SHORT PROBLEM —
Would you return the complete listing below word for word?

TASK INPUTS —
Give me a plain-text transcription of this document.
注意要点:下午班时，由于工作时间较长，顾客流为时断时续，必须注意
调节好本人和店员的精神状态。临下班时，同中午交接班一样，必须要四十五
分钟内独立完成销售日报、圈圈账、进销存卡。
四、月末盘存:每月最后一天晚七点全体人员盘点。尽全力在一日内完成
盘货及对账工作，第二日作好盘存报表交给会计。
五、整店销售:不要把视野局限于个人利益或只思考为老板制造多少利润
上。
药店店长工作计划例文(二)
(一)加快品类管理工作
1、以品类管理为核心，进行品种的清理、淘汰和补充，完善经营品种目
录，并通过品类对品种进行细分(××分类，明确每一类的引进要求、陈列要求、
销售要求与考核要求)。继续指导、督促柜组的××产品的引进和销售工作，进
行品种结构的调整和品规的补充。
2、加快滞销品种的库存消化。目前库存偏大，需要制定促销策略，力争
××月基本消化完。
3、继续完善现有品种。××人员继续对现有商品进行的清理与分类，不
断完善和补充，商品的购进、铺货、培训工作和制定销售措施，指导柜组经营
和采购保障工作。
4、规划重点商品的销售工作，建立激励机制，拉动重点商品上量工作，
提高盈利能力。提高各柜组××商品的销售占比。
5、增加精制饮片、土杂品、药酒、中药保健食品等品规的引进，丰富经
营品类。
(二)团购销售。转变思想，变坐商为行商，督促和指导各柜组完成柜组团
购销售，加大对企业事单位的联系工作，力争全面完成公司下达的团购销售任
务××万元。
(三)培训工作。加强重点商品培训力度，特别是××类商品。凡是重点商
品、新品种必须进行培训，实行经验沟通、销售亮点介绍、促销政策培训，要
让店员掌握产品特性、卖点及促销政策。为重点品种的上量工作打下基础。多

RESULT FOR THIS EXERCISE —
Give me a plain-text transcription of this document.
注意要点:下午班时，由于工作时间较长，顾客流为时断时续，必须注意
调节好本人和店员的精神状态。临下班时，同中午交接班一样，必须要四十五
分钟内独立完成销售日报、圈圈账、进销存卡。
四、月末盘存:每月最后一天晚七点全体人员盘点。尽全力在一日内完成
盘货及对账工作，第二日作好盘存报表交给会计。
五、整店销售:不要把视野局限于个人利益或只思考为老板制造多少利润
上。
药店店长工作计划例文(二)
(一)加快品类管理工作
1、以品类管理为核心，进行品种的清理、淘汰和补充，完善经营品种目
录，并通过品类对品种进行细分(××分类，明确每一类的引进要求、陈列要求、
销售要求与考核要求)。继续指导、督促柜组的××产品的引进和销售工作，进
行品种结构的调整和品规的补充。
2、加快滞销品种的库存消化。目前库存偏大，需要制定促销策略，力争
××月基本消化完。
3、继续完善现有品种。××人员继续对现有商品进行的清理与分类，不
断完善和补充，商品的购进、铺货、培训工作和制定销售措施，指导柜组经营
和采购保障工作。
4、规划重点商品的销售工作，建立激励机制，拉动重点商品上量工作，
提高盈利能力。提高各柜组××商品的销售占比。
5、增加精制饮片、土杂品、药酒、中药保健食品等品规的引进，丰富经
营品类。
(二)团购销售。转变思想，变坐商为行商，督促和指导各柜组完成柜组团
购销售，加大对企业事单位的联系工作，力争全面完成公司下达的团购销售任
务××万元。
(三)培训工作。加强重点商品培训力度，特别是××类商品。凡是重点商
品、新品种必须进行培训，实行经验沟通、销售亮点介绍、促销政策培训，要
让店员掌握产品特性、卖点及促销政策。为重点品种的上量工作打下基础。多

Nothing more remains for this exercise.